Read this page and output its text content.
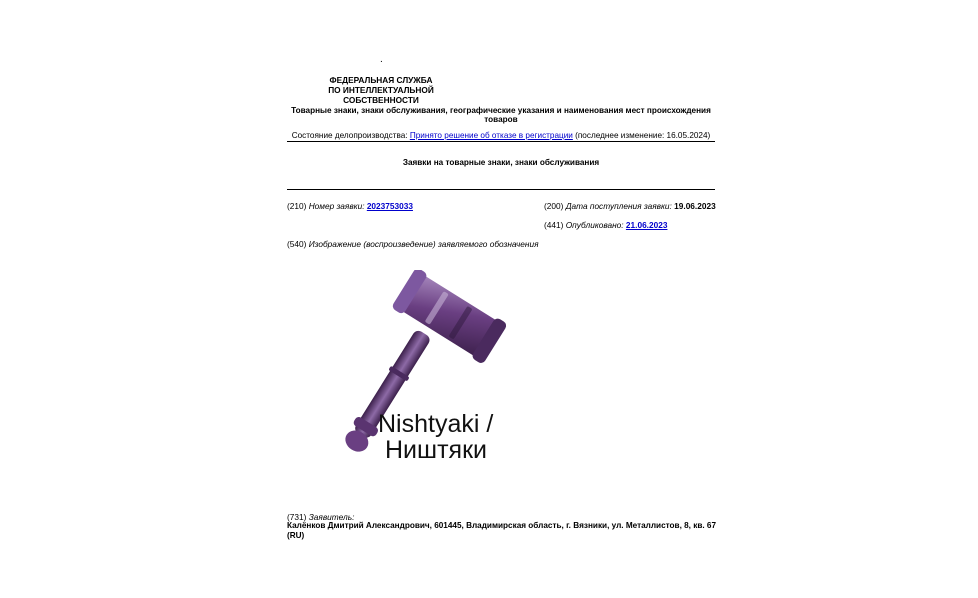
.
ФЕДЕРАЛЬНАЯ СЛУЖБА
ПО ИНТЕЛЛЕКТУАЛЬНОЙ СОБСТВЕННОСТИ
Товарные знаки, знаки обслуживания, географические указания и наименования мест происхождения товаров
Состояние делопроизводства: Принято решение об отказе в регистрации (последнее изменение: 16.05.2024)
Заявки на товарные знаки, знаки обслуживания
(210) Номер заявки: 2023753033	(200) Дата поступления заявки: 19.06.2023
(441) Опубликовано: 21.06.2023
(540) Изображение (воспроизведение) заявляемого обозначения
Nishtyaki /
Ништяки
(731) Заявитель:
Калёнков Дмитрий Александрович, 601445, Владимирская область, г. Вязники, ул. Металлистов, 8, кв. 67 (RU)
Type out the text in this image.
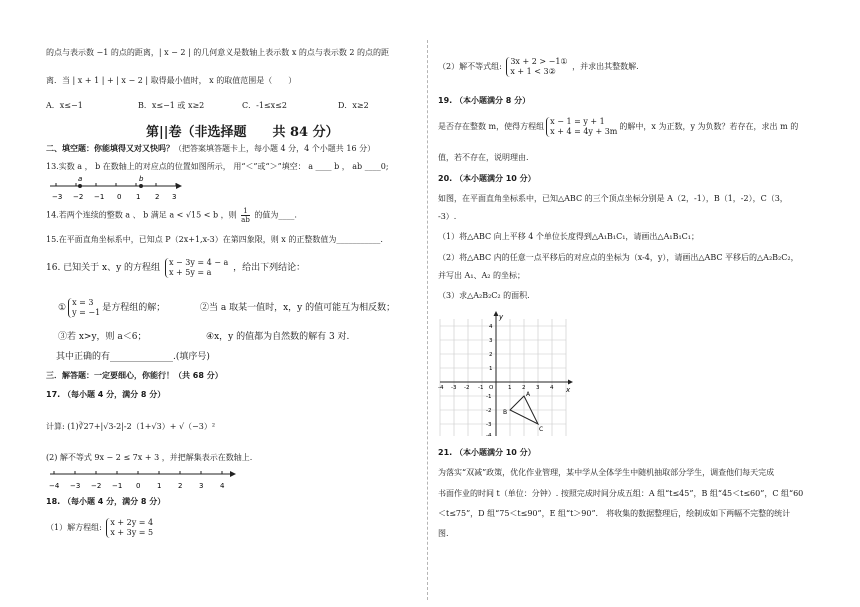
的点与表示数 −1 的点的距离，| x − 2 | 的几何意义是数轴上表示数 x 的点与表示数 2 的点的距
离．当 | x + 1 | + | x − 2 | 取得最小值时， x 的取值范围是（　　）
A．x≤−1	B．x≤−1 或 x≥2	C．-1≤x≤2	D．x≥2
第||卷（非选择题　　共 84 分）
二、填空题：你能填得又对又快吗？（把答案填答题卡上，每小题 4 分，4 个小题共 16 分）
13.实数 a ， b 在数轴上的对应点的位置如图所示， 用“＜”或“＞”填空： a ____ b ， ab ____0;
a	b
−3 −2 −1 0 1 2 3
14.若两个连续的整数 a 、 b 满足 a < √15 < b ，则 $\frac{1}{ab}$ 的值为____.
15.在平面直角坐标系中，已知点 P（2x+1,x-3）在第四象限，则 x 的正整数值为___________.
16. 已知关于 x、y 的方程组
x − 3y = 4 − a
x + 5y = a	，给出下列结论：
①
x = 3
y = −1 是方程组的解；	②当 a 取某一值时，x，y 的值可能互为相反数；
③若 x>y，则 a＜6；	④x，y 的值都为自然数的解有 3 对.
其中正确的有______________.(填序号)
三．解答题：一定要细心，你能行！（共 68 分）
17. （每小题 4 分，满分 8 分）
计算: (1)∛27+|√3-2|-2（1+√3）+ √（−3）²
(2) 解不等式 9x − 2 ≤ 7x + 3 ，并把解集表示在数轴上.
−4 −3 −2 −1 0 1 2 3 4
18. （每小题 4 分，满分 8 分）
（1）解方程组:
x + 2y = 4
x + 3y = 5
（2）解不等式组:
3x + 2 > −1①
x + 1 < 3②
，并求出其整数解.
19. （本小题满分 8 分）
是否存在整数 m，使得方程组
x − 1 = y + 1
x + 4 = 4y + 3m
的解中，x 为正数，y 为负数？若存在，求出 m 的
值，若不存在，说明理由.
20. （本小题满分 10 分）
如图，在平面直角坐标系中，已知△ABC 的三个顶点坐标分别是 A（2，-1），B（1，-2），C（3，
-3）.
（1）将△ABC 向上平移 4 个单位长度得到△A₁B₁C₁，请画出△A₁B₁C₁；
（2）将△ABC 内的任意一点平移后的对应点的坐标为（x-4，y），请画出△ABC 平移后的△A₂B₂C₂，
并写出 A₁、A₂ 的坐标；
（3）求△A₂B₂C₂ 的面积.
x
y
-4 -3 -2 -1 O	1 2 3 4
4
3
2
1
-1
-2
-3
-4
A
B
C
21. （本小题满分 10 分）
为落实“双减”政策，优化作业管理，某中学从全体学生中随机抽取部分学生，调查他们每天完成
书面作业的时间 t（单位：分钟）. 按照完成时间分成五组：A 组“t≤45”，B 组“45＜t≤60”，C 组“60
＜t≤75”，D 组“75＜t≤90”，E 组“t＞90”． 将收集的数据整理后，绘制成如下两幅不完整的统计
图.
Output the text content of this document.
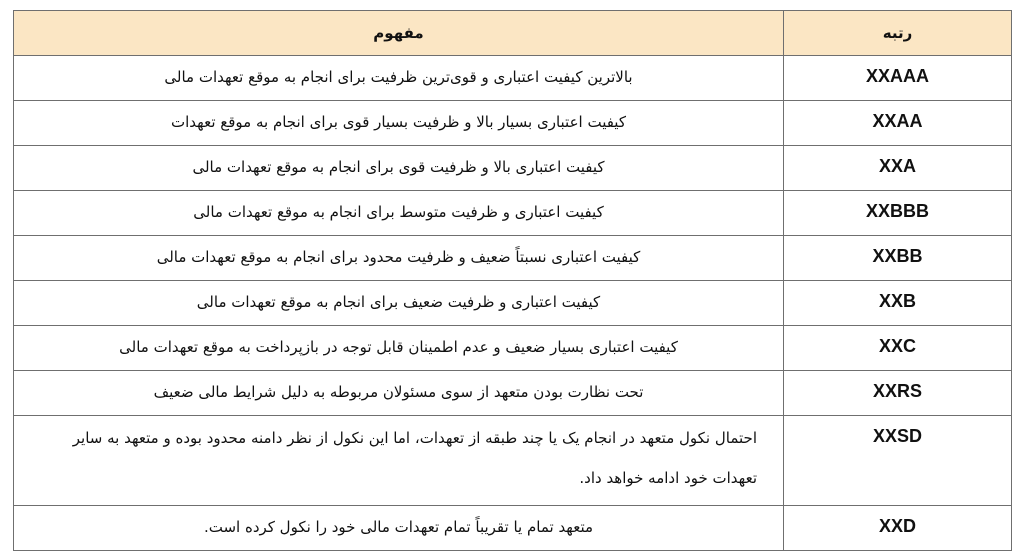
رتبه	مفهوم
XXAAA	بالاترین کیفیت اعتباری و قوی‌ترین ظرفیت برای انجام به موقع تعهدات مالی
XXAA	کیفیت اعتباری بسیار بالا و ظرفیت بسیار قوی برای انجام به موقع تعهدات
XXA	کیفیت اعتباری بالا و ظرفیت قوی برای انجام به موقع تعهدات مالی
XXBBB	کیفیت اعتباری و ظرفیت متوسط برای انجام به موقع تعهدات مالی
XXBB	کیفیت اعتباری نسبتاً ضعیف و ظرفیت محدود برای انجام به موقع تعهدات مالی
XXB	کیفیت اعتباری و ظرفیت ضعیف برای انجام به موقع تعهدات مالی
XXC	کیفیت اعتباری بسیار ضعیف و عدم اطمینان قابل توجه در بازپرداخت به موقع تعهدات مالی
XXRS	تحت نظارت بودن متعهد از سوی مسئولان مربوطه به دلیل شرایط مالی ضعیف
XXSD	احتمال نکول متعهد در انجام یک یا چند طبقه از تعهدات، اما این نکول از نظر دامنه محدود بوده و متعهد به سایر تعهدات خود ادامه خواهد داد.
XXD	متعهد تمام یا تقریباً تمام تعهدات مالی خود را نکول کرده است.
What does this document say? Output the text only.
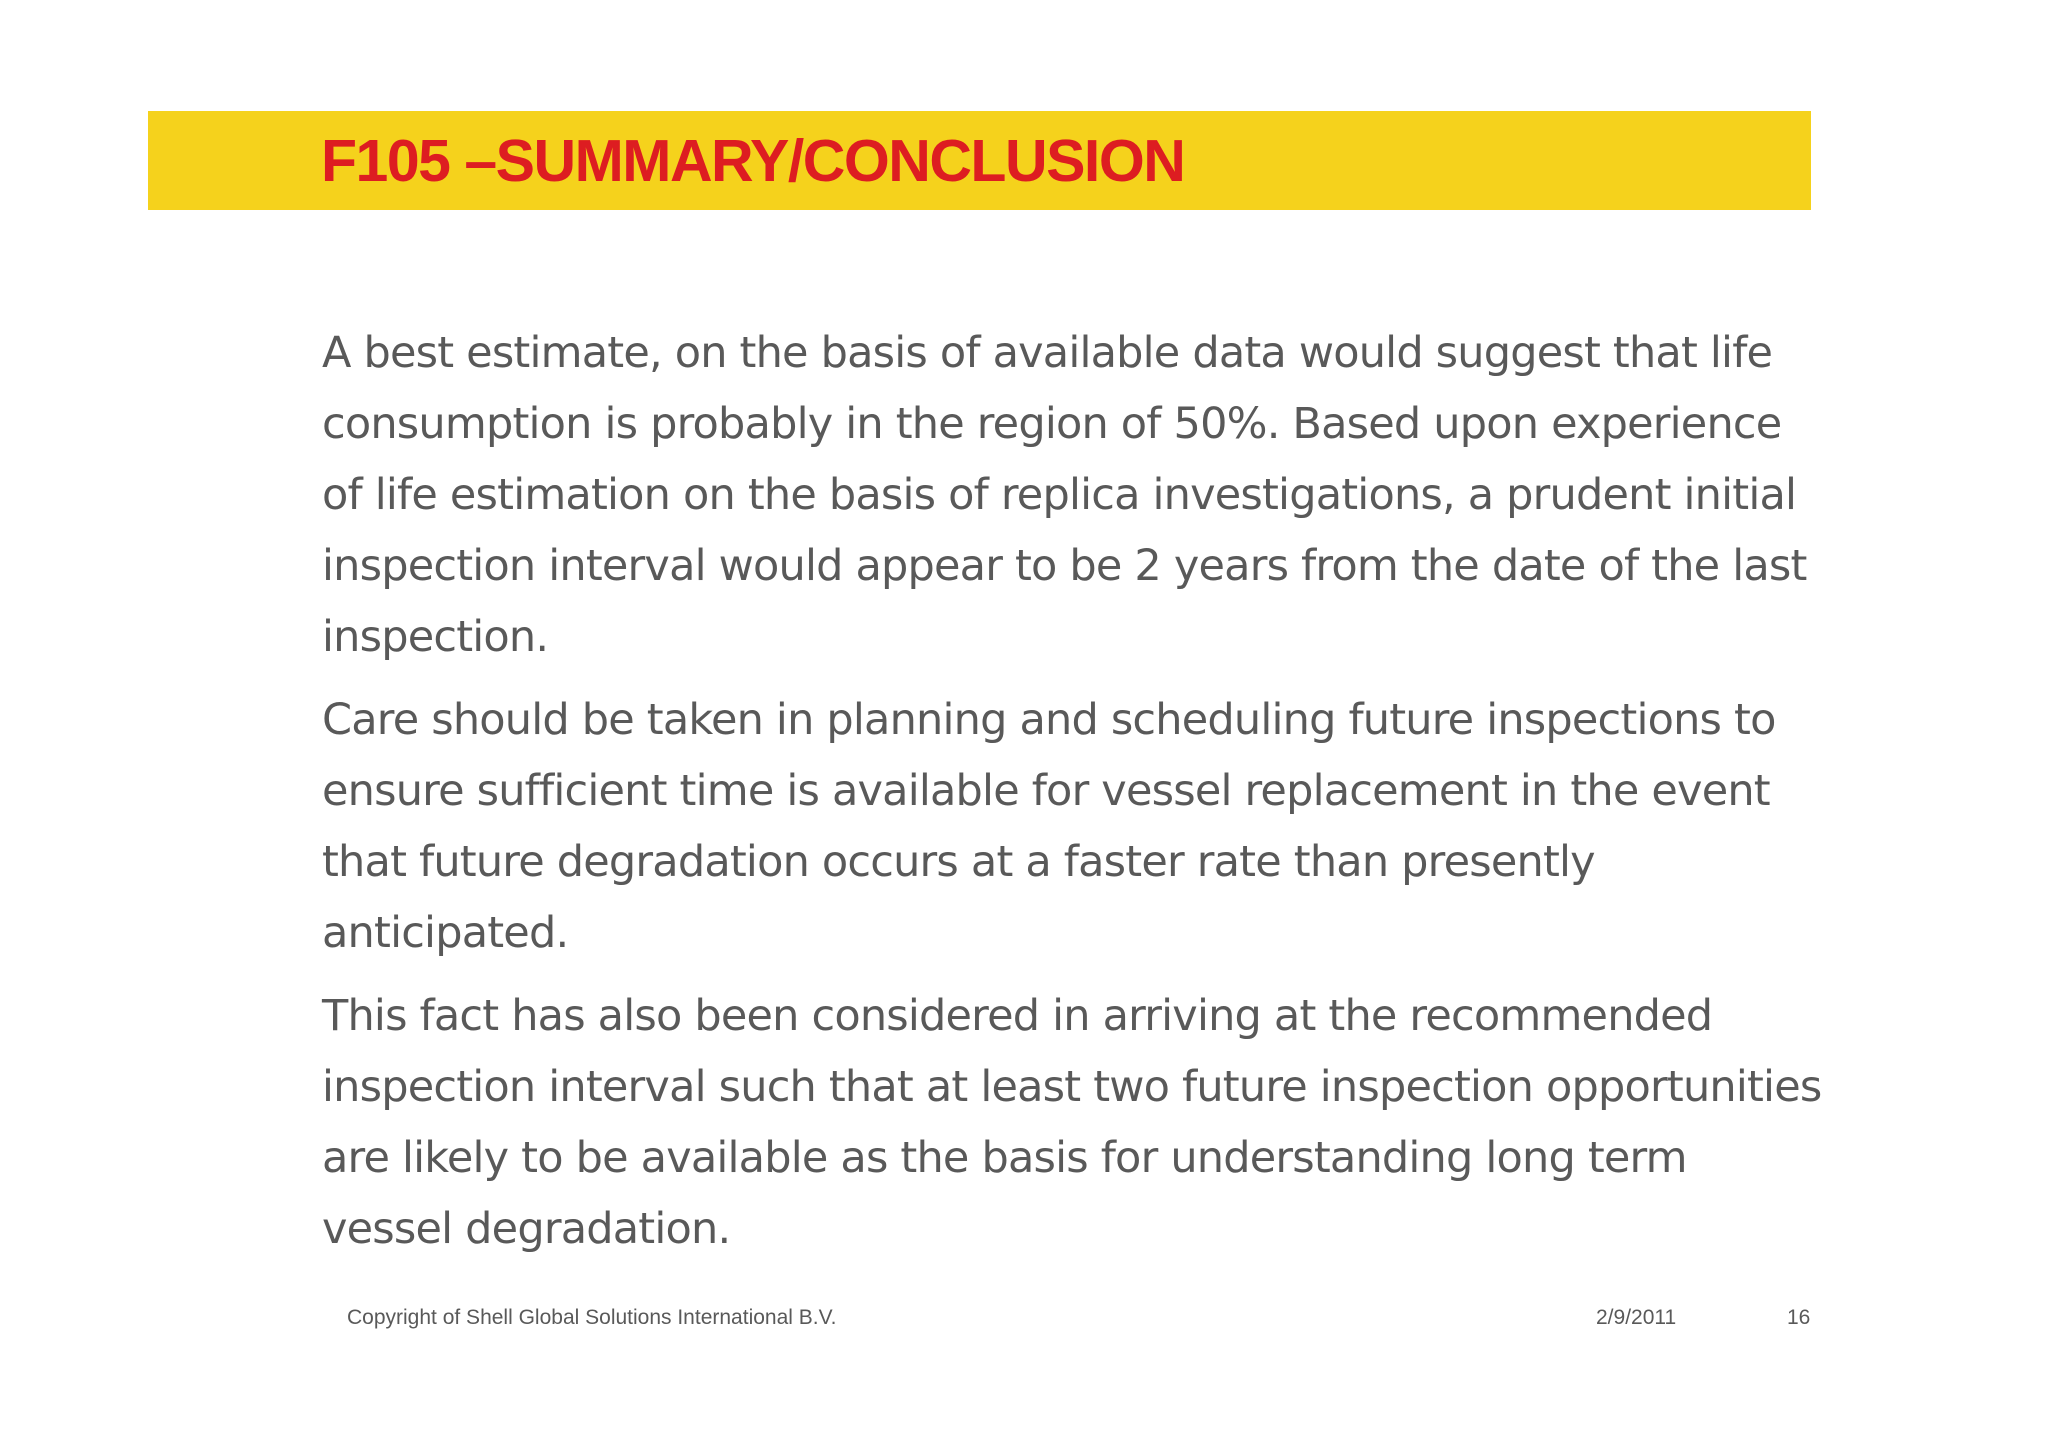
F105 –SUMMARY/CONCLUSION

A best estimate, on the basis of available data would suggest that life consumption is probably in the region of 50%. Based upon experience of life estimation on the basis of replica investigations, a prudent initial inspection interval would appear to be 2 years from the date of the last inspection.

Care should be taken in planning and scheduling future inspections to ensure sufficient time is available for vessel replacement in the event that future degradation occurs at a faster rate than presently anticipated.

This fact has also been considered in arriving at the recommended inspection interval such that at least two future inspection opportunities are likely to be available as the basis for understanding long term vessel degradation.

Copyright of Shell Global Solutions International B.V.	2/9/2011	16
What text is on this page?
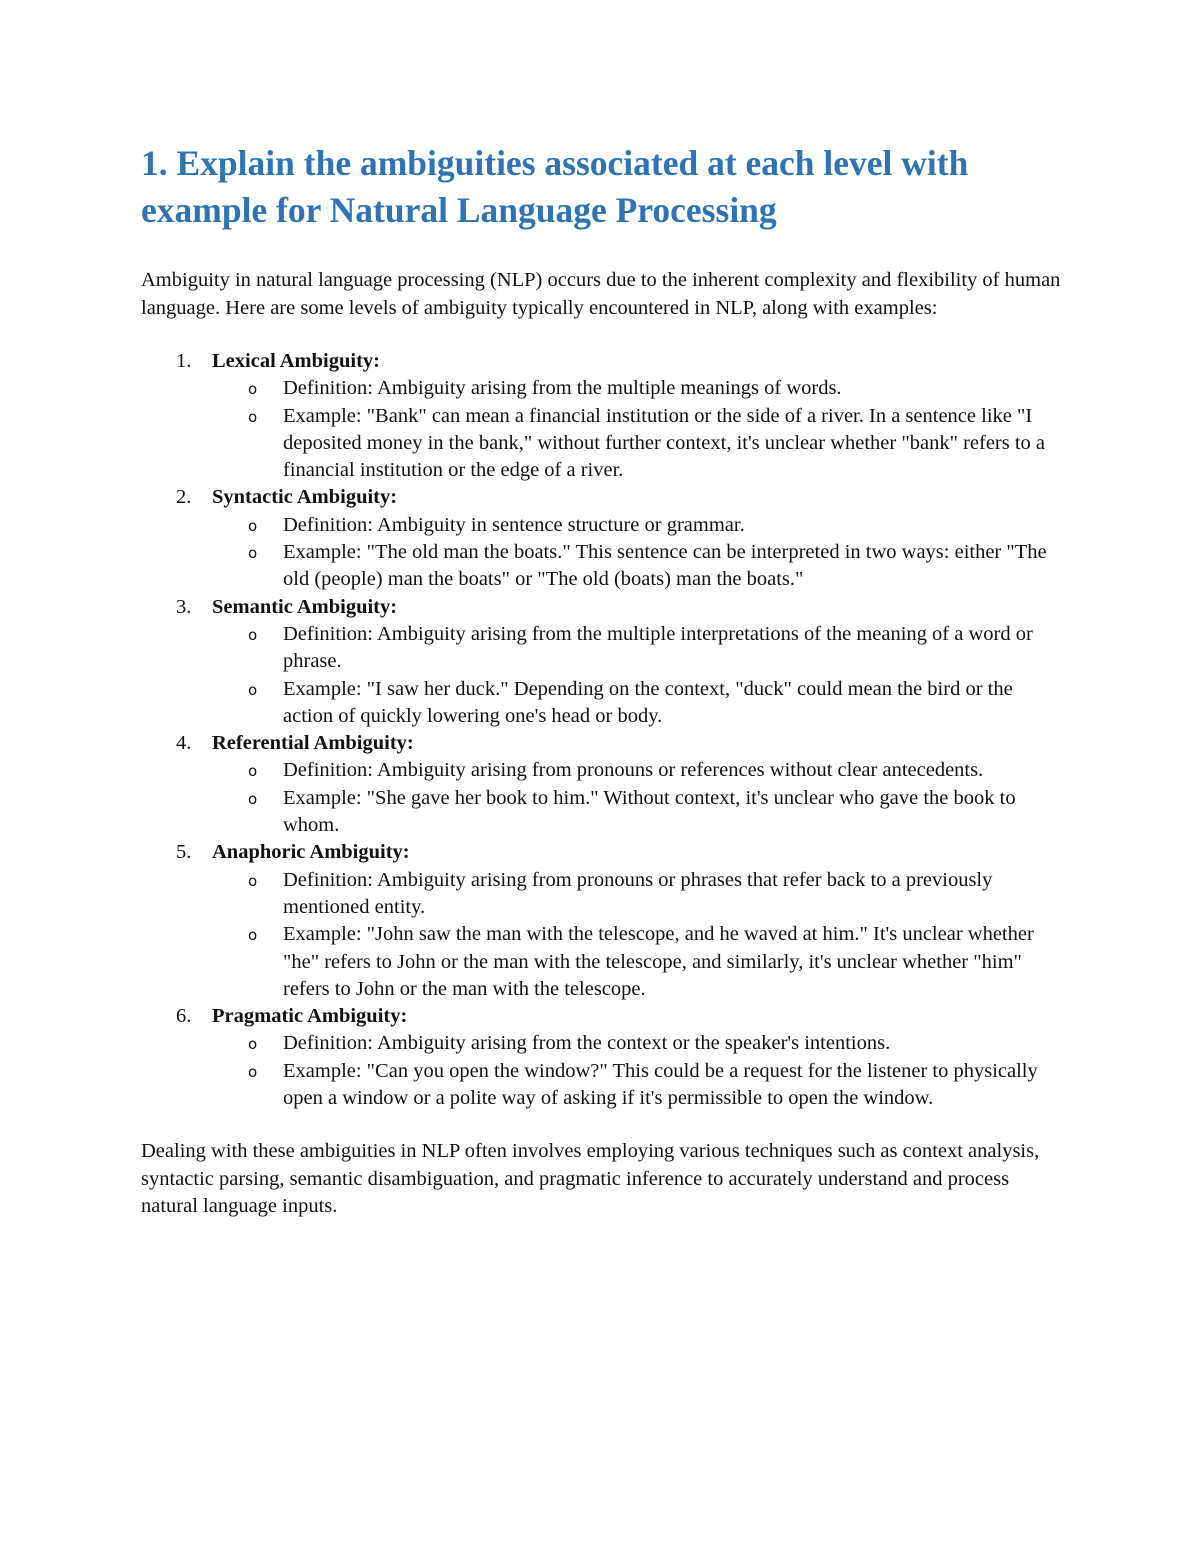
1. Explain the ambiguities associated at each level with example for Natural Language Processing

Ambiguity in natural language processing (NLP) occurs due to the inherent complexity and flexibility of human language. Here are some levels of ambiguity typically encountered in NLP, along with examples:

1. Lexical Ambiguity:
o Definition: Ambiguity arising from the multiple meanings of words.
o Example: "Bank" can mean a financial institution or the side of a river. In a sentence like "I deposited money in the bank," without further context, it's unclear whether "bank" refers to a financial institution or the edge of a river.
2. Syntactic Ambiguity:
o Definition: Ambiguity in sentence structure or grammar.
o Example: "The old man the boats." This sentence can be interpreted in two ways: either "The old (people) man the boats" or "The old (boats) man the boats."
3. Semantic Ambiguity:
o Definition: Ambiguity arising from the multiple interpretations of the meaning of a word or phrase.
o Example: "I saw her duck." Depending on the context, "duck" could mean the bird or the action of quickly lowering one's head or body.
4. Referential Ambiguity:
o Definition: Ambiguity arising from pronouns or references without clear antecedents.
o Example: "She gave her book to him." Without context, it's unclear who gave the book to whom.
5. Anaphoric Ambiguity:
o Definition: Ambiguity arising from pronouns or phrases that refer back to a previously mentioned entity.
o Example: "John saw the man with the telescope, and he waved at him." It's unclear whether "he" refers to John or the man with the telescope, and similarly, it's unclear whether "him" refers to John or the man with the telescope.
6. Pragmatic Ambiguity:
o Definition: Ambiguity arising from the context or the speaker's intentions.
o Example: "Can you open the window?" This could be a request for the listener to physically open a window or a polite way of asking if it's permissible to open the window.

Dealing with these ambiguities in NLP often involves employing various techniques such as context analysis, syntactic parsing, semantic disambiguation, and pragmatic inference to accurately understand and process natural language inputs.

**SET TASK**
Go over the data above and copy every line that has the word "A₂B₂C₂" in it.

**RESPONSE BELOW**
（2）将△ABC 内的任意一点平移后的对应点的坐标为（x-4，y），请画出△ABC 平移后的△A₂B₂C₂，
（3）求△A₂B₂C₂ 的面积.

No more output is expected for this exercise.